── MATERIAL SHOWN ──

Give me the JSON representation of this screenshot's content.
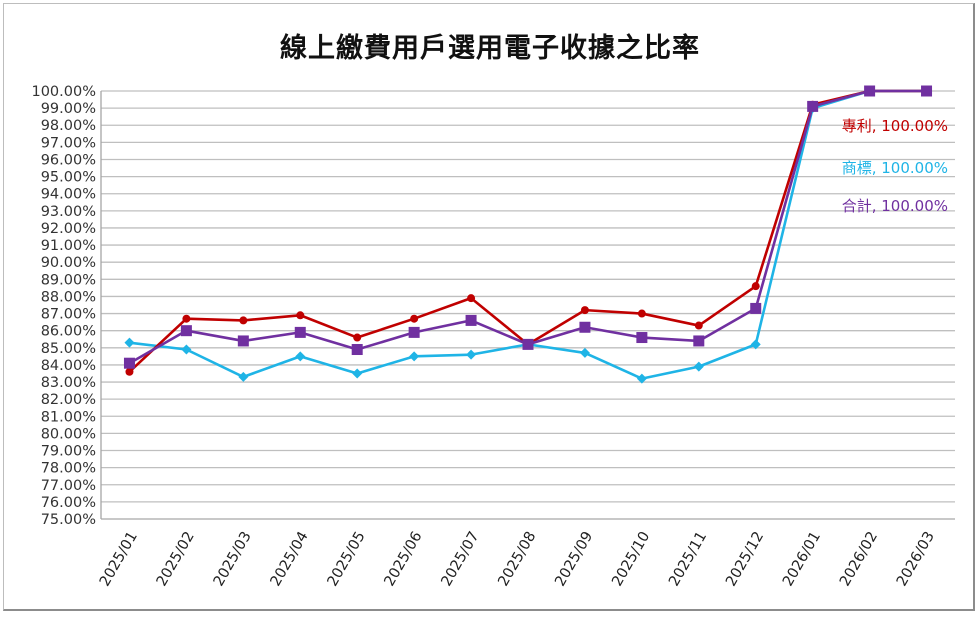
{
  "chart_data": {
    "type": "line",
    "title": "線上繳費用戶選用電子收據之比率",
    "xlabel": "",
    "ylabel": "",
    "ylim": [
      0.75,
      1.0
    ],
    "ytick_step": 0.01,
    "ytick_format": "percent_2dp",
    "grid": true,
    "legend_position": "inline-labels-right",
    "categories": [
      "2025/01",
      "2025/02",
      "2025/03",
      "2025/04",
      "2025/05",
      "2025/06",
      "2025/07",
      "2025/08",
      "2025/09",
      "2025/10",
      "2025/11",
      "2025/12",
      "2026/01",
      "2026/02",
      "2026/03"
    ],
    "series": [
      {
        "name": "專利",
        "color": "#c00000",
        "marker": "circle",
        "values": [
          0.836,
          0.867,
          0.866,
          0.869,
          0.856,
          0.867,
          0.879,
          0.852,
          0.872,
          0.87,
          0.863,
          0.886,
          0.992,
          1.0,
          1.0
        ],
        "label": "專利, 100.00%"
      },
      {
        "name": "商標",
        "color": "#1fb4e6",
        "marker": "diamond",
        "values": [
          0.853,
          0.849,
          0.833,
          0.845,
          0.835,
          0.845,
          0.846,
          0.852,
          0.847,
          0.832,
          0.839,
          0.852,
          0.99,
          1.0,
          1.0
        ],
        "label": "商標, 100.00%"
      },
      {
        "name": "合計",
        "color": "#7030a0",
        "marker": "square",
        "values": [
          0.841,
          0.86,
          0.854,
          0.859,
          0.849,
          0.859,
          0.866,
          0.852,
          0.862,
          0.856,
          0.854,
          0.873,
          0.991,
          1.0,
          1.0
        ],
        "label": "合計, 100.00%"
      }
    ],
    "annotations": [
      "專利, 100.00%",
      "商標, 100.00%",
      "合計, 100.00%"
    ]
  }
}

───

#### [SET PROBLEM]
Leave images out of the retyped records; keep all else exact.

#### [RESPONSE]
Give me the JSON representation of this screenshot's content.
{
  "chart_data": {
    "type": "line",
    "title": "線上繳費用戶選用電子收據之比率",
    "xlabel": "",
    "ylabel": "",
    "ylim": [
      0.75,
      1.0
    ],
    "ytick_step": 0.01,
    "ytick_format": "percent_2dp",
    "grid": true,
    "legend_position": "inline-labels-right",
    "categories": [
      "2025/01",
      "2025/02",
      "2025/03",
      "2025/04",
      "2025/05",
      "2025/06",
      "2025/07",
      "2025/08",
      "2025/09",
      "2025/10",
      "2025/11",
      "2025/12",
      "2026/01",
      "2026/02",
      "2026/03"
    ],
    "series": [
      {
        "name": "專利",
        "color": "#c00000",
        "marker": "circle",
        "values": [
          0.836,
          0.867,
          0.866,
          0.869,
          0.856,
          0.867,
          0.879,
          0.852,
          0.872,
          0.87,
          0.863,
          0.886,
          0.992,
          1.0,
          1.0
        ],
        "label": "專利, 100.00%"
      },
      {
        "name": "商標",
        "color": "#1fb4e6",
        "marker": "diamond",
        "values": [
          0.853,
          0.849,
          0.833,
          0.845,
          0.835,
          0.845,
          0.846,
          0.852,
          0.847,
          0.832,
          0.839,
          0.852,
          0.99,
          1.0,
          1.0
        ],
        "label": "商標, 100.00%"
      },
      {
        "name": "合計",
        "color": "#7030a0",
        "marker": "square",
        "values": [
          0.841,
          0.86,
          0.854,
          0.859,
          0.849,
          0.859,
          0.866,
          0.852,
          0.862,
          0.856,
          0.854,
          0.873,
          0.991,
          1.0,
          1.0
        ],
        "label": "合計, 100.00%"
      }
    ],
    "annotations": [
      "專利, 100.00%",
      "商標, 100.00%",
      "合計, 100.00%"
    ]
  }
}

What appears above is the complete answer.